▶ ENTRIES PROVIDED
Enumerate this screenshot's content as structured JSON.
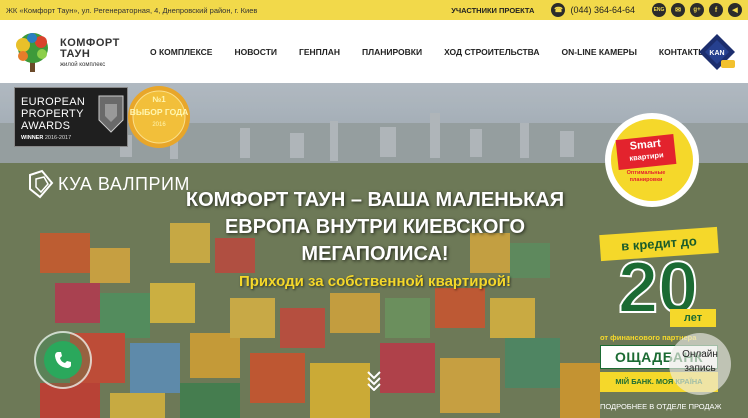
{
  "topbar": {
    "address": "ЖК «Комфорт Таун», ул. Регенераторная, 4, Днепровский район, г. Киев",
    "participants": "УЧАСТНИКИ ПРОЕКТА",
    "phone": "(044) 364-64-64",
    "lang": "ENG",
    "icons": [
      "phone-icon",
      "language-icon",
      "mail-icon",
      "google-plus-icon",
      "facebook-icon",
      "sound-icon"
    ]
  },
  "logo": {
    "line1": "КОМФОРТ",
    "line2": "ТАУН",
    "line3": "жилой комплекс"
  },
  "nav": [
    {
      "label": "О КОМПЛЕКСЕ"
    },
    {
      "label": "НОВОСТИ"
    },
    {
      "label": "ГЕНПЛАН"
    },
    {
      "label": "ПЛАНИРОВКИ"
    },
    {
      "label": "ХОД СТРОИТЕЛЬСТВА"
    },
    {
      "label": "ON-LINE КАМЕРЫ"
    },
    {
      "label": "КОНТАКТЫ"
    }
  ],
  "kan_logo": "KAN",
  "award": {
    "line1": "EUROPEAN",
    "line2": "PROPERTY",
    "line3": "AWARDS",
    "winner": "WINNER",
    "years": "2016-2017"
  },
  "medal": {
    "line1": "ВЫБОР ГОДА",
    "year": "2016"
  },
  "developer": "КУА ВАЛПРИМ",
  "hero": {
    "headline": "КОМФОРТ ТАУН – ВАША МАЛЕНЬКАЯ ЕВРОПА ВНУТРИ КИЕВСКОГО МЕГАПОЛИСА!",
    "sub": "Приходи за собственной квартирой!"
  },
  "smart": {
    "line1": "Smart",
    "line2": "квартири",
    "line3": "Оптимальные планировки"
  },
  "credit": {
    "label": "в кредит до",
    "number": "20",
    "years": "лет",
    "from": "от финансового партнера",
    "bank": "ОЩАДБАНК",
    "slogan": "МІЙ БАНК. МОЯ КРАЇНА",
    "details": "ПОДРОБНЕЕ В ОТДЕЛЕ ПРОДАЖ"
  },
  "online_request": "Онлайн запись",
  "colors": {
    "accent_yellow": "#f2d94a",
    "brand_green": "#1b6b33",
    "phone_green": "#2aa85c",
    "smart_red": "#e3232d"
  }
}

▶ EXERCISE AIM
Return the listing above in full and without alteration, excluding its pictures.

▶ ANSWER BELOW
Enumerate this screenshot's content as structured JSON.
{
  "topbar": {
    "address": "ЖК «Комфорт Таун», ул. Регенераторная, 4, Днепровский район, г. Киев",
    "participants": "УЧАСТНИКИ ПРОЕКТА",
    "phone": "(044) 364-64-64",
    "lang": "ENG",
    "icons": [
      "phone-icon",
      "language-icon",
      "mail-icon",
      "google-plus-icon",
      "facebook-icon",
      "sound-icon"
    ]
  },
  "logo": {
    "line1": "КОМФОРТ",
    "line2": "ТАУН",
    "line3": "жилой комплекс"
  },
  "nav": [
    {
      "label": "О КОМПЛЕКСЕ"
    },
    {
      "label": "НОВОСТИ"
    },
    {
      "label": "ГЕНПЛАН"
    },
    {
      "label": "ПЛАНИРОВКИ"
    },
    {
      "label": "ХОД СТРОИТЕЛЬСТВА"
    },
    {
      "label": "ON-LINE КАМЕРЫ"
    },
    {
      "label": "КОНТАКТЫ"
    }
  ],
  "kan_logo": "KAN",
  "award": {
    "line1": "EUROPEAN",
    "line2": "PROPERTY",
    "line3": "AWARDS",
    "winner": "WINNER",
    "years": "2016-2017"
  },
  "medal": {
    "line1": "ВЫБОР ГОДА",
    "year": "2016"
  },
  "developer": "КУА ВАЛПРИМ",
  "hero": {
    "headline": "КОМФОРТ ТАУН – ВАША МАЛЕНЬКАЯ ЕВРОПА ВНУТРИ КИЕВСКОГО МЕГАПОЛИСА!",
    "sub": "Приходи за собственной квартирой!"
  },
  "smart": {
    "line1": "Smart",
    "line2": "квартири",
    "line3": "Оптимальные планировки"
  },
  "credit": {
    "label": "в кредит до",
    "number": "20",
    "years": "лет",
    "from": "от финансового партнера",
    "bank": "ОЩАДБАНК",
    "slogan": "МІЙ БАНК. МОЯ КРАЇНА",
    "details": "ПОДРОБНЕЕ В ОТДЕЛЕ ПРОДАЖ"
  },
  "online_request": "Онлайн запись",
  "colors": {
    "accent_yellow": "#f2d94a",
    "brand_green": "#1b6b33",
    "phone_green": "#2aa85c",
    "smart_red": "#e3232d"
  }
}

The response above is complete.